▶ **WHAT THE TASK ASKS**: Go through the data below and gather each line containing "Fisica".

▶ **THE INPUT**:
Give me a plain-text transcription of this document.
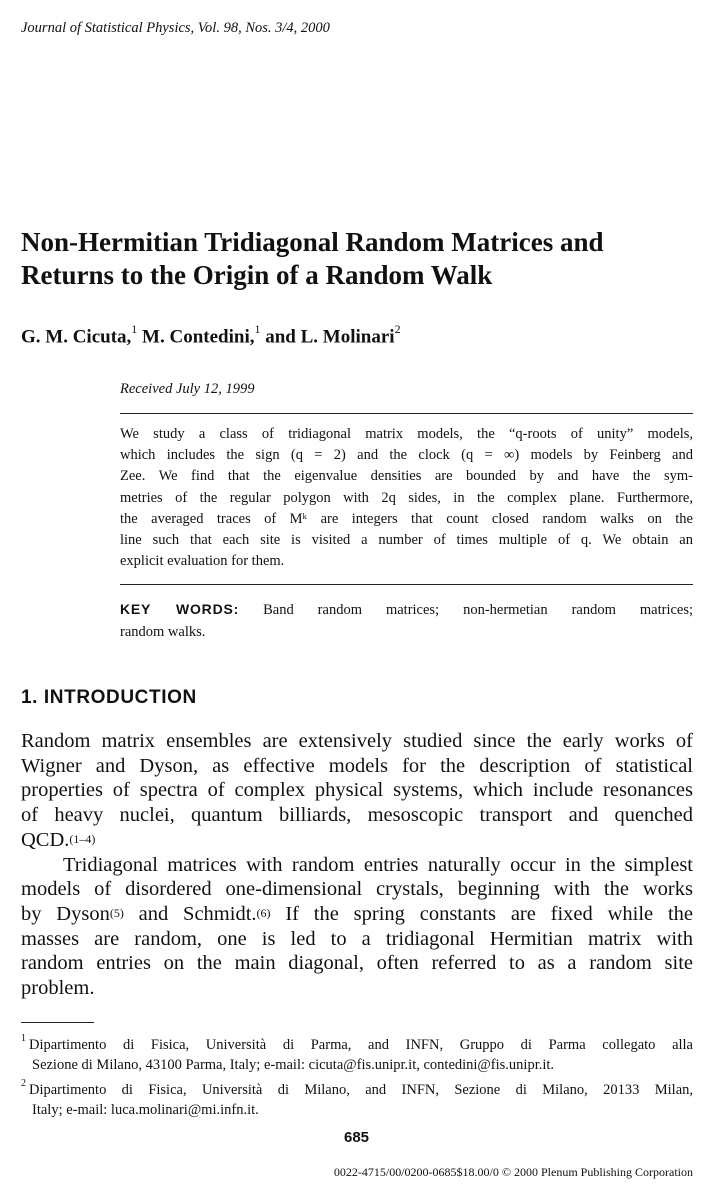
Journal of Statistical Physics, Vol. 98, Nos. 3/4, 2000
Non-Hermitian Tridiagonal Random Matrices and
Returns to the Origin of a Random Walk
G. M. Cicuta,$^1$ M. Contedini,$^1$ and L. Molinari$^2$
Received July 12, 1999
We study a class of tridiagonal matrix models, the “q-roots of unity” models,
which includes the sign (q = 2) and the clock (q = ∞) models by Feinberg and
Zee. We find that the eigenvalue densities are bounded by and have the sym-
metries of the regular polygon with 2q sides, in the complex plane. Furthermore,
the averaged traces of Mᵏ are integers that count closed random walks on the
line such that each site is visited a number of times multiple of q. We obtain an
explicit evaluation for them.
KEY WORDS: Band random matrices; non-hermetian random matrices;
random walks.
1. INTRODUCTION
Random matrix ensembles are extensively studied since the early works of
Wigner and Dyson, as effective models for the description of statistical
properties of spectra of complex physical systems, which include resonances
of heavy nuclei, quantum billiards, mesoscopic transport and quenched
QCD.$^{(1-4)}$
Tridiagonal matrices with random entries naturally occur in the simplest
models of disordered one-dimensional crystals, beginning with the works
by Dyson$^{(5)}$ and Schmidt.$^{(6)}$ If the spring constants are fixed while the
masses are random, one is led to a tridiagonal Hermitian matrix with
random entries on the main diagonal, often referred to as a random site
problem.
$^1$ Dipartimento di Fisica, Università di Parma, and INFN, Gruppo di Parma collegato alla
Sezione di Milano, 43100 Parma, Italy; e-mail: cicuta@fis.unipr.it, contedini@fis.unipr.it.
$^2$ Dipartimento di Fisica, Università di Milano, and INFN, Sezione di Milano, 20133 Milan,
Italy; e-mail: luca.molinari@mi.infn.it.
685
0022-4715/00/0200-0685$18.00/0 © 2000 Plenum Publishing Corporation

▶ **TASK RESPONSE**:
$^1$ Dipartimento di Fisica, Università di Parma, and INFN, Gruppo di Parma collegato alla
$^2$ Dipartimento di Fisica, Università di Milano, and INFN, Sezione di Milano, 20133 Milan,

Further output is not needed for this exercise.